### SELECTED TEXT
▬▬▬▬▬▬▬▬▬▬

- Mike Bennett
- John Nowlin
- Elisa Kendall
- Anthony B. Coates
- Jefferson Braswell
- Maxwell Gillmore
- Pete Rivett
1) Use Case reminder
2) Where we are on our road map.
3) Open Action Items
4) JIRA Issues Review - https://jira.edmcouncil.org/projects/DER/issues/DER-10?filter=allopenissues
5) Todays content discussion.
6) For next week.
20181113 FIBO DER FCT
Repeat of the Tree Shaker presentation. We only got half way last week. DA also showed this to Brian Jacob of Data dot World. Gave some ideas that would entail a re-build but does not change the slides. There is a slide deck. The following notes are only for additional notes and Q&A on this.
DA gives background: how FIBO is intimidating and imports lots of things one either does not want or is not aware of the relevance of. Tree shaker starts with the parts of FIBO you are interested in and finds the relevant pieces. SM is the OMG Specification Metadata ontology. The OMG uses the short abbreviation sm whereas FIBO uses the long 4-part abbreviations. Similarly SKOS etc. use short namespace abbreviations. Why rel-rel imports agents: includes stuff like designates and appoints, that reference Agents. Meanwhile the terms we needed for FiancialDates did not need those.
The import of plc-loc (Locations) is based on an OWL import that no longer represents a dependency. So that import can be removed right away. Meanwhile we split rel-rel into 2 pieces: one with the 2 properties we needed for dt-fd and the rest of rel-rel. The 2 we need do not themselves depend on other properties. Similarly Arrangements can be split. Could also split up AV but there is no benefit in doing that. But the algorithm does that anyway. See slide 'Break things up' for the result. In this case, the extracted versions of rel and arr don't require any further imports. So you no longer see the imports of Agents and the like. So this works out well for FinancialDates. This is where we got to last week.
JN: Going through FIBO, it looks good but if we could have a view of Swaps and Futures without all the other stuff (mortgages etc.), would like to show just that. Navigating through all FIBO is hard. JN: Also want to be able to see e.g. all Swaps or all Futures, versus specific kinds. JN: At CFTC, you want different views. As above. e.g. specific like just Commodities Swaps, or combined views e.g. Commodities Swaps and IR Swaps, etc. JN: Navigating FIBO is all about the views.
DA: This segues to the next example. Continues with slide deck.
Slide 7: 'Let's Try it for Swaps'. Can't do a diagram for that as it would be too large. Not only the ones listed but the pool of other ontologies that these themselves import. DA: But if you look into these, there are surprising references. See list on slide.
DA: Running the code now, there is a defect. It does not clean this list up as well as expected. DA: is this list surprising to JN? Do some of these listed things actually apply to Swaps? JN: All the things listed are very important. When I look at FIBO, the navigation to find just Swaps is hard; end up with a lot of facts I do not need to know. JN: The list of things on this slide do constitute an excellent sub set of Swaps.
DA surprised, since some of these turned out not to be in the list of dependencies for Swaps as modeled. EK: A lot of those things are relevant to Derivatives. Maybe not IntroducingBrokers. JN: All of these are relevant. EK: Most of these were in her spreadsheet and in her mapping. Suggest to DA one of the points of reference should be the mapping she did for CFTC. DA could compare that to the actual dependencies in the model. If some of these are expected and do not show up from the Tree Shaker, this shows an issue with the model. Inheritance is also covered in the TS. DA So this is another use of the Tree Shaker, to identify things not linked in the model that ought to be.

▬▬▬▬▬▬▬▬▬▬

### DATA

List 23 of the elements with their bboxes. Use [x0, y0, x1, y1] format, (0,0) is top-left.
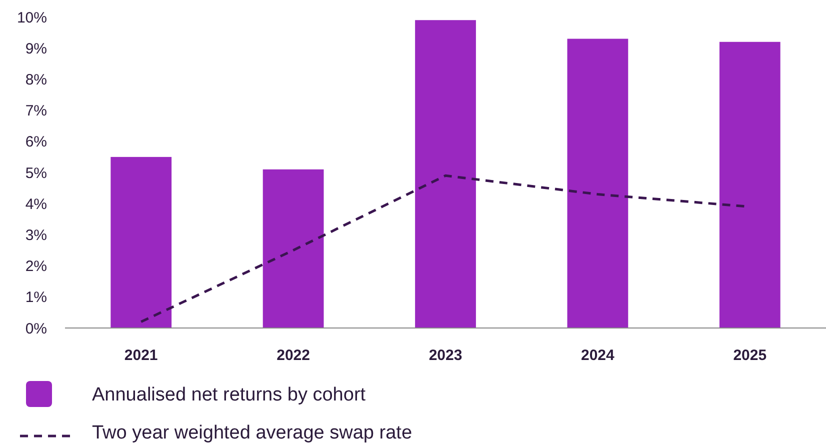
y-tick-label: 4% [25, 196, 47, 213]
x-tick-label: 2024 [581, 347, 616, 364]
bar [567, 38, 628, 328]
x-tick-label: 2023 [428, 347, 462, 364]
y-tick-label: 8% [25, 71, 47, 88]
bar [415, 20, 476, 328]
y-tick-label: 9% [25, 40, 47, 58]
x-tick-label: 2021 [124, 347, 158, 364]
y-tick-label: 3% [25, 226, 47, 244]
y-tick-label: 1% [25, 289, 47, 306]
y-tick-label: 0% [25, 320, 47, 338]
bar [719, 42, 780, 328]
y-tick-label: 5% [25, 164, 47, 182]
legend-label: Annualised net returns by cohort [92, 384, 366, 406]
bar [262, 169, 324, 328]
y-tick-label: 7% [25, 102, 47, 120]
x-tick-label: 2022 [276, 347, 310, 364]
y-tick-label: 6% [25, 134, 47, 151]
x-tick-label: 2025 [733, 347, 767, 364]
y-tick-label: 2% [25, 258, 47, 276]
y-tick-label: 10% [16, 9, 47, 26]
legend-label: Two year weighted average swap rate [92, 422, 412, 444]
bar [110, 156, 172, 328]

▬▬▬▬▬▬▬▬▬▬

### DO THIS
In the Tree Shaker meeting notes, why can the import of plc-loc (Locations) be removed right away? The listing has no part in this work.

### TASK RESULT
It is based on an OWL import that no longer represents a dependency.